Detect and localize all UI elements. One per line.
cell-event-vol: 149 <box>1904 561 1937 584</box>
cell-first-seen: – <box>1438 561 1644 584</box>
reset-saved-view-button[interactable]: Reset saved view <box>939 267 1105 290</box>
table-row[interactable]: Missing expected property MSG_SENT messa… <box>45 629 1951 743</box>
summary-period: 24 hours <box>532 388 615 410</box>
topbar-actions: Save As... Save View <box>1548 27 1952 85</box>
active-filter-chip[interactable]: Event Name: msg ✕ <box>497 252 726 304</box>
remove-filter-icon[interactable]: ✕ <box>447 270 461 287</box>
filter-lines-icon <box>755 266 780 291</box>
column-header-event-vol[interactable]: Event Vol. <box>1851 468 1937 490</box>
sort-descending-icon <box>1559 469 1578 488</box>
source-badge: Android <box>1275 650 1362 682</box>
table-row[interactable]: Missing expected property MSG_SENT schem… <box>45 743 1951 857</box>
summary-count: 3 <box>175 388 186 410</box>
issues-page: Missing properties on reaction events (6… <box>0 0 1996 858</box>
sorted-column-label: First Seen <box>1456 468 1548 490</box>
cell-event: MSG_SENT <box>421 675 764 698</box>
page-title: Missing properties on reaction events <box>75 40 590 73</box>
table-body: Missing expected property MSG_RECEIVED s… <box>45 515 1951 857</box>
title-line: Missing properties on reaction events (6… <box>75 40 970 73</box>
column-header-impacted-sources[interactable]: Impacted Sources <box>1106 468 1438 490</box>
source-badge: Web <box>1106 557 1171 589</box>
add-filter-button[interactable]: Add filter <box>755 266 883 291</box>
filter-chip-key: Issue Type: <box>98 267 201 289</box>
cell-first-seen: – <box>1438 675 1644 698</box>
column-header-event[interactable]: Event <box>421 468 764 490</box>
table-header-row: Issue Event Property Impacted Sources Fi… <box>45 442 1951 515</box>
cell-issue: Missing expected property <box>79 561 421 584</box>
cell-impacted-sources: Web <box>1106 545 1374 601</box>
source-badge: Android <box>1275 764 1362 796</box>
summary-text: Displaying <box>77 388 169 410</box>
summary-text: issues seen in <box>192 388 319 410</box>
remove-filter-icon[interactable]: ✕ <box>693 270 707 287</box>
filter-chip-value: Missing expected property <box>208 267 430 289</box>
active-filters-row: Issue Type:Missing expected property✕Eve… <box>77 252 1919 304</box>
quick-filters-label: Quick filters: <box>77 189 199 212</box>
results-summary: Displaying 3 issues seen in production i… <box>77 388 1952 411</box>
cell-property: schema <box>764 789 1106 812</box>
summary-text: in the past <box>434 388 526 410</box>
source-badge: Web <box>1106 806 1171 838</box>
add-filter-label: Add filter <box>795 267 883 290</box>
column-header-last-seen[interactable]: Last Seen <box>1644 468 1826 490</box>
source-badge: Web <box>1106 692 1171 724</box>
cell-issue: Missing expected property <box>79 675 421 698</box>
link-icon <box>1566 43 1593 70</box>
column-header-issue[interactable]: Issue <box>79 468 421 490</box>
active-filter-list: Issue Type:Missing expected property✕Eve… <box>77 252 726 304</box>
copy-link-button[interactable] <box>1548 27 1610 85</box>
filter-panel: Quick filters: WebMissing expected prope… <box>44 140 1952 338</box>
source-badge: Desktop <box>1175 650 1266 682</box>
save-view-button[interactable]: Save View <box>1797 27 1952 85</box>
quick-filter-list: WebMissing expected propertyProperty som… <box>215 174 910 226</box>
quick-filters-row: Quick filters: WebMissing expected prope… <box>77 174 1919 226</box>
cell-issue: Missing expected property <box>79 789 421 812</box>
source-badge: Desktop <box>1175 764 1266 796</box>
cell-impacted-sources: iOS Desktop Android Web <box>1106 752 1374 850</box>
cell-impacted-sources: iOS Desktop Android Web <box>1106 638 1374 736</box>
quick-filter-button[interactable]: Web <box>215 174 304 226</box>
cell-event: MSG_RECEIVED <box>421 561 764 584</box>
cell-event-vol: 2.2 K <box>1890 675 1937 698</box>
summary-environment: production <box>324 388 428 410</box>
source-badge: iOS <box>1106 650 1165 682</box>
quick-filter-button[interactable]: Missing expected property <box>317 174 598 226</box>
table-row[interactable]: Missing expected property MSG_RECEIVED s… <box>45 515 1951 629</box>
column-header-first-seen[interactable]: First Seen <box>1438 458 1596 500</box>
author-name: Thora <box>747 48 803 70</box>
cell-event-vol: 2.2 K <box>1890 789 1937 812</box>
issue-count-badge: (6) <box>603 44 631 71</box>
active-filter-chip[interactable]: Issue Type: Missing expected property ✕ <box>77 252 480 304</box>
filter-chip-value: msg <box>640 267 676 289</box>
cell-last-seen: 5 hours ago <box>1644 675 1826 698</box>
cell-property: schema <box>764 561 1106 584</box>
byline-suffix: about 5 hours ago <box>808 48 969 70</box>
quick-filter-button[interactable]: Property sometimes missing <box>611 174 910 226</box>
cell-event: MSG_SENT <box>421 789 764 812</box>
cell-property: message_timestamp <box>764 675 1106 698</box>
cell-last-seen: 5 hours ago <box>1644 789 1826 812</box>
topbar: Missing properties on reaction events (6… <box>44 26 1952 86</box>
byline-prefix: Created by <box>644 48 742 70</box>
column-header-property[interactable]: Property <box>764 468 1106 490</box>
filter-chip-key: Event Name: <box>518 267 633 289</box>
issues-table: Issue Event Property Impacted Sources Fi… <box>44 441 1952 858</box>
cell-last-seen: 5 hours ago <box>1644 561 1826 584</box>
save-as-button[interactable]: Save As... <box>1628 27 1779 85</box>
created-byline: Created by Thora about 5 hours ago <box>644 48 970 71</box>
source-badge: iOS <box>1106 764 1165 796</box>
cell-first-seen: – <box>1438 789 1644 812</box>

- _Task requirements_: Reproduce the data verbatim, from the first line through the line containing "active-filters-row: Issue Type:Missing", inclusive.

- _Reply to the task_:
Detect and localize all UI elements. One per line.
cell-event-vol: 149 <box>1904 561 1937 584</box>
cell-first-seen: – <box>1438 561 1644 584</box>
reset-saved-view-button[interactable]: Reset saved view <box>939 267 1105 290</box>
table-row[interactable]: Missing expected property MSG_SENT messa… <box>45 629 1951 743</box>
summary-period: 24 hours <box>532 388 615 410</box>
topbar-actions: Save As... Save View <box>1548 27 1952 85</box>
active-filter-chip[interactable]: Event Name: msg ✕ <box>497 252 726 304</box>
remove-filter-icon[interactable]: ✕ <box>447 270 461 287</box>
filter-lines-icon <box>755 266 780 291</box>
column-header-event-vol[interactable]: Event Vol. <box>1851 468 1937 490</box>
sort-descending-icon <box>1559 469 1578 488</box>
source-badge: Android <box>1275 650 1362 682</box>
table-row[interactable]: Missing expected property MSG_SENT schem… <box>45 743 1951 857</box>
summary-count: 3 <box>175 388 186 410</box>
issues-page: Missing properties on reaction events (6… <box>0 0 1996 858</box>
sorted-column-label: First Seen <box>1456 468 1548 490</box>
cell-event: MSG_SENT <box>421 675 764 698</box>
page-title: Missing properties on reaction events <box>75 40 590 73</box>
table-body: Missing expected property MSG_RECEIVED s… <box>45 515 1951 857</box>
title-line: Missing properties on reaction events (6… <box>75 40 970 73</box>
column-header-impacted-sources[interactable]: Impacted Sources <box>1106 468 1438 490</box>
source-badge: Web <box>1106 557 1171 589</box>
add-filter-button[interactable]: Add filter <box>755 266 883 291</box>
filter-chip-key: Issue Type: <box>98 267 201 289</box>
cell-first-seen: – <box>1438 675 1644 698</box>
column-header-event[interactable]: Event <box>421 468 764 490</box>
table-header-row: Issue Event Property Impacted Sources Fi… <box>45 442 1951 515</box>
cell-issue: Missing expected property <box>79 561 421 584</box>
cell-impacted-sources: Web <box>1106 545 1374 601</box>
source-badge: Android <box>1275 764 1362 796</box>
summary-text: Displaying <box>77 388 169 410</box>
summary-text: issues seen in <box>192 388 319 410</box>
remove-filter-icon[interactable]: ✕ <box>693 270 707 287</box>
filter-chip-value: Missing expected property <box>208 267 430 289</box>
active-filters-row: Issue Type:Missing expected property✕Eve… <box>77 252 1919 304</box>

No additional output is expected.